# INSTRUCTIONS TO FOLLOW:
Reproduce the section of the forum post that opens with "I have a question" and closes with "to resolve this?", putting "operation" in place of "calculation".

***** DOCUMENT SECTION *****

Question
I'm sorry...hopefully this is the information that you need. The part that I'm having trouble with is in bold. This chapter uses the class rectangleType
I'm sorry...hopefully this is the information that you need. The part that I'm having trouble with is in bold.
This chapter uses the class rectangleType to illustate how to overload the operators +, *, ==, !=, >>, and <<. In this exercise, first redefine the class rectangleType by declaring the instance variables as protected and then overload additional operators as defined in parts a to c.
a. Overload the pre- and post-increment and decrement operators to increment and decrement, respectively, the length and width of a rectangle by one unit. (Note that after decrementing the length and width, they must be postive.)
b. Overload the binary operator - to subtract the dimensions of one rectangle from the corresponding dimensions of another rectangle. If the resulting dimensions are not positive, output an appropriate message and do not perform the operation.
c. The operators == and != are overloaded by considering the lengths and widths of rectangles. Redefine the functions to overload the relational operator by considering the areas of rectangles as follows: Two rectangles are the same, if they have the same area; otherwise, the rectangles are not the same. Similary, rectangle yard1 is greater than rectangle yard2 if the area of yard1 is greater than the area of yard2. Overload the remaining relational operators using similar definitions.
d. Write the definitions of the functions to overload the operators defined in parts a to c.
e. Write a test program that tests various operations on the class rectangleType.
I have a question for the solution Chapter 13, Problem 1PE. Part (b) asks to output a message and NOT perform the subtraction calculation if the resulting numbers are not positive. This is not implemented within the code, and I'm having major problems doing so. Can someone add this to the Chapter 13 Problem 1PE solution along with an explanation? I've provided my code below (assuming that is the details needed). In case statement 2, if the number is negative after the calculation, it shouldn't output anything. As the code stands now, it will still subtract. Any way to resolve this?

***** PROVIDED DATA *****

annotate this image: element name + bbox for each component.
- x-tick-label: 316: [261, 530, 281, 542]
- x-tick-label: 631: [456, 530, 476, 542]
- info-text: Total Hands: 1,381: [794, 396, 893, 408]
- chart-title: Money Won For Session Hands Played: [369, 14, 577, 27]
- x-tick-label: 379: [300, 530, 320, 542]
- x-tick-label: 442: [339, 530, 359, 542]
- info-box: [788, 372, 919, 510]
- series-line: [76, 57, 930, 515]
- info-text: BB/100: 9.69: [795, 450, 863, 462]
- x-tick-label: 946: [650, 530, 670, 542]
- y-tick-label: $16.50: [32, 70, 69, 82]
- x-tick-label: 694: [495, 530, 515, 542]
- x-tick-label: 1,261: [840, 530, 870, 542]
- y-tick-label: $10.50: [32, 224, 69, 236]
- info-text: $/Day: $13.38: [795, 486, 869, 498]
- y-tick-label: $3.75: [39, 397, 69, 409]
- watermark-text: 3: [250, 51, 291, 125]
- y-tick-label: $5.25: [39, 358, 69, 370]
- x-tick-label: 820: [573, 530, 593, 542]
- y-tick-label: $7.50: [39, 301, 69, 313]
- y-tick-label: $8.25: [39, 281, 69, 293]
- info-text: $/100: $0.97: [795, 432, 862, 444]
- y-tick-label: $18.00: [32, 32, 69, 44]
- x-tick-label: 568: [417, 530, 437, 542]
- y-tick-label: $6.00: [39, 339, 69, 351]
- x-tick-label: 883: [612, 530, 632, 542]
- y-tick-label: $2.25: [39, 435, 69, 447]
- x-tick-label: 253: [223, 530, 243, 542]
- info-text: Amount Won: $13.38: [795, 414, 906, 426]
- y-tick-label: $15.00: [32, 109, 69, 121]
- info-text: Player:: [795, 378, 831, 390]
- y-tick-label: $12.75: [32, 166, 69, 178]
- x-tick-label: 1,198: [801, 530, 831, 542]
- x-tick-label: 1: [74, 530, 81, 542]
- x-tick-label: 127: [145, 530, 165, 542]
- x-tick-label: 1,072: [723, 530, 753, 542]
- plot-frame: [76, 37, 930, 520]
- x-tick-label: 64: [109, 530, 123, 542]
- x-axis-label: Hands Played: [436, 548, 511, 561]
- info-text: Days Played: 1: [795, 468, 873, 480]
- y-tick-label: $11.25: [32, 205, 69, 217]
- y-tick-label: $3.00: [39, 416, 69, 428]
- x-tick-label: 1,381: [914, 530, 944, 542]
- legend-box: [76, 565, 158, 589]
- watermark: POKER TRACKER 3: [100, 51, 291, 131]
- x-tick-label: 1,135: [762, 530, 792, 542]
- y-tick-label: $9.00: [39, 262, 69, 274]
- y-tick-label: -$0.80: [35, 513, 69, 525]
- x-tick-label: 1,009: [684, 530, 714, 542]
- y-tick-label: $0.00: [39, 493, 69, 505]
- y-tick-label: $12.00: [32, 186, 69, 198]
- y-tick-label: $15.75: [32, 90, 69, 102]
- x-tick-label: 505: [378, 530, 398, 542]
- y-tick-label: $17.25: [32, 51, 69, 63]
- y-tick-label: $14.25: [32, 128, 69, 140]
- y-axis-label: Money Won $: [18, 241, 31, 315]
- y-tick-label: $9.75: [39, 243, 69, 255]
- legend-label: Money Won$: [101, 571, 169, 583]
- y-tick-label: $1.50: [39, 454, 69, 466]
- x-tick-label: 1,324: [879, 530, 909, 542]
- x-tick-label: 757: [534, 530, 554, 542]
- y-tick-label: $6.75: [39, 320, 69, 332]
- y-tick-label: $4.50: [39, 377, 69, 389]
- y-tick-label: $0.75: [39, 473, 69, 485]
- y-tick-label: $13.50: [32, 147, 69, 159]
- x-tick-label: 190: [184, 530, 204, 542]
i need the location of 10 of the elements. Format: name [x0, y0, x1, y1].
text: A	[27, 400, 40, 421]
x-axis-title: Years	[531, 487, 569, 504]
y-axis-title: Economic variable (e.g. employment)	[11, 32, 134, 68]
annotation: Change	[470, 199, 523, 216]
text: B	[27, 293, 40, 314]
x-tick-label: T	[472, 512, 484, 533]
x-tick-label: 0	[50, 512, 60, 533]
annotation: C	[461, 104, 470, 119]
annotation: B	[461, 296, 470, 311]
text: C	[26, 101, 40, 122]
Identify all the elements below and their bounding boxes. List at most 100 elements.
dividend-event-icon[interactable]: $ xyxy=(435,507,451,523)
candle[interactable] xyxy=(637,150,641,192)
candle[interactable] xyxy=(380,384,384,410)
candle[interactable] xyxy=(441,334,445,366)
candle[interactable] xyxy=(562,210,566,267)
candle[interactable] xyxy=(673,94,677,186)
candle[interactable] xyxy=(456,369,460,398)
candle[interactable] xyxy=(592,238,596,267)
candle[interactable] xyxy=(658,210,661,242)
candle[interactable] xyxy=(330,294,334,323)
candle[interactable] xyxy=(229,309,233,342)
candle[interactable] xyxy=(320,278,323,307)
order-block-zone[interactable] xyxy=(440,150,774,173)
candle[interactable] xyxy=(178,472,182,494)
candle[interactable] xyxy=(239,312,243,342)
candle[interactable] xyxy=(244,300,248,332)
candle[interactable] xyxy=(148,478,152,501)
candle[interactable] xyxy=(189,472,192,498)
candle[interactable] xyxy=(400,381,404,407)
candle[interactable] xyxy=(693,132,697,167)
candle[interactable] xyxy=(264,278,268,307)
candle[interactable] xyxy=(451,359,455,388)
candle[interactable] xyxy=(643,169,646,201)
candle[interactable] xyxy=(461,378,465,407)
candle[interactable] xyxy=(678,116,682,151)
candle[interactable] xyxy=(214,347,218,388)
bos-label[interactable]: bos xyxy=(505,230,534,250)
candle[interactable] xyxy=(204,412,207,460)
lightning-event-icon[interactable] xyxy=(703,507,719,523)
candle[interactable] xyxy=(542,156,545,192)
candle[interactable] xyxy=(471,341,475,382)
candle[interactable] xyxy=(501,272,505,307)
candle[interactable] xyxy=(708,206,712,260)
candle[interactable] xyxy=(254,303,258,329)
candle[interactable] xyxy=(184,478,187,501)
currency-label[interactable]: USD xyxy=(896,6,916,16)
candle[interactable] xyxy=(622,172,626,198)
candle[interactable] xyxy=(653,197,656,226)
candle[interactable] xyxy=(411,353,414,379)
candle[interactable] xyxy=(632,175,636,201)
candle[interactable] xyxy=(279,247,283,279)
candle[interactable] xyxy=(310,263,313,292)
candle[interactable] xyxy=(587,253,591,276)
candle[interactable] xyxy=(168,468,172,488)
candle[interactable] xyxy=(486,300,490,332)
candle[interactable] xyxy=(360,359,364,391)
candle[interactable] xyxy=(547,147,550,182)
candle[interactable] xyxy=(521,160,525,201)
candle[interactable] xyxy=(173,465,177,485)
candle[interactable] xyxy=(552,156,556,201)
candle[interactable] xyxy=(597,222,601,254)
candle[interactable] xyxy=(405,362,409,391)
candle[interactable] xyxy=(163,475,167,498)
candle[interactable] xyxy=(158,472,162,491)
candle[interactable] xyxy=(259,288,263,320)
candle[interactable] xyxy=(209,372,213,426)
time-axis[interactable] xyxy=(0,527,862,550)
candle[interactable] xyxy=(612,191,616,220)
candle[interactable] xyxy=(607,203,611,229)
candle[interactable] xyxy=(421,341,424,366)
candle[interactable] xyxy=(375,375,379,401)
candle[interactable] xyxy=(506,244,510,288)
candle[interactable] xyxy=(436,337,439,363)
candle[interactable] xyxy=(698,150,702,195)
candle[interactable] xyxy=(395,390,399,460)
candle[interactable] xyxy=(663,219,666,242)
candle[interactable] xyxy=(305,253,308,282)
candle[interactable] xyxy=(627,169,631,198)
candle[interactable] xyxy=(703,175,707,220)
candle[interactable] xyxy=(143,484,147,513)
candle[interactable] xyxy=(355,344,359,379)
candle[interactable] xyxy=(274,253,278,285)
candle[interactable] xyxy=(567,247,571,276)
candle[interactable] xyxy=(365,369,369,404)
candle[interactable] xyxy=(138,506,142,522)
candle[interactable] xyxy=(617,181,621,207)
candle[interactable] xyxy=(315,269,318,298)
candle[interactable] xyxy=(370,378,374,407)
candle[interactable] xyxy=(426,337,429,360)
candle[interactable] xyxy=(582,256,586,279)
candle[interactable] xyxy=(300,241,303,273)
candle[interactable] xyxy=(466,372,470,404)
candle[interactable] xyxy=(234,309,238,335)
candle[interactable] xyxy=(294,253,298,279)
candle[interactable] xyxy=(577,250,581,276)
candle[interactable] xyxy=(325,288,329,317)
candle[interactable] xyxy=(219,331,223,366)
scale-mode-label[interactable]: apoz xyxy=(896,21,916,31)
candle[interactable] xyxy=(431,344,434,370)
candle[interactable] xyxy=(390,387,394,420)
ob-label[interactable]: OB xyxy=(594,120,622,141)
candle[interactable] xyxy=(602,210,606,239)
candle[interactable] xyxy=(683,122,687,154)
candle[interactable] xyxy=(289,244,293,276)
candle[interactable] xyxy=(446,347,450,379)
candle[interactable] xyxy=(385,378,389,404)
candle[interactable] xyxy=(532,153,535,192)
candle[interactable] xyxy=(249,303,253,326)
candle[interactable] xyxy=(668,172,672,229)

*****

# PROBLEM SOLUTION:
I have a question for the solution Chapter 13, Problem 1PE. Part (b) asks to output a message and NOT perform the subtraction operation if the resulting numbers are not positive. This is not implemented within the code, and I'm having major problems doing so. Can someone add this to the Chapter 13 Problem 1PE solution along with an explanation? I've provided my code below (assuming that is the details needed). In case statement 2, if the number is negative after the operation, it shouldn't output anything. As the code stands now, it will still subtract. Any way to resolve this?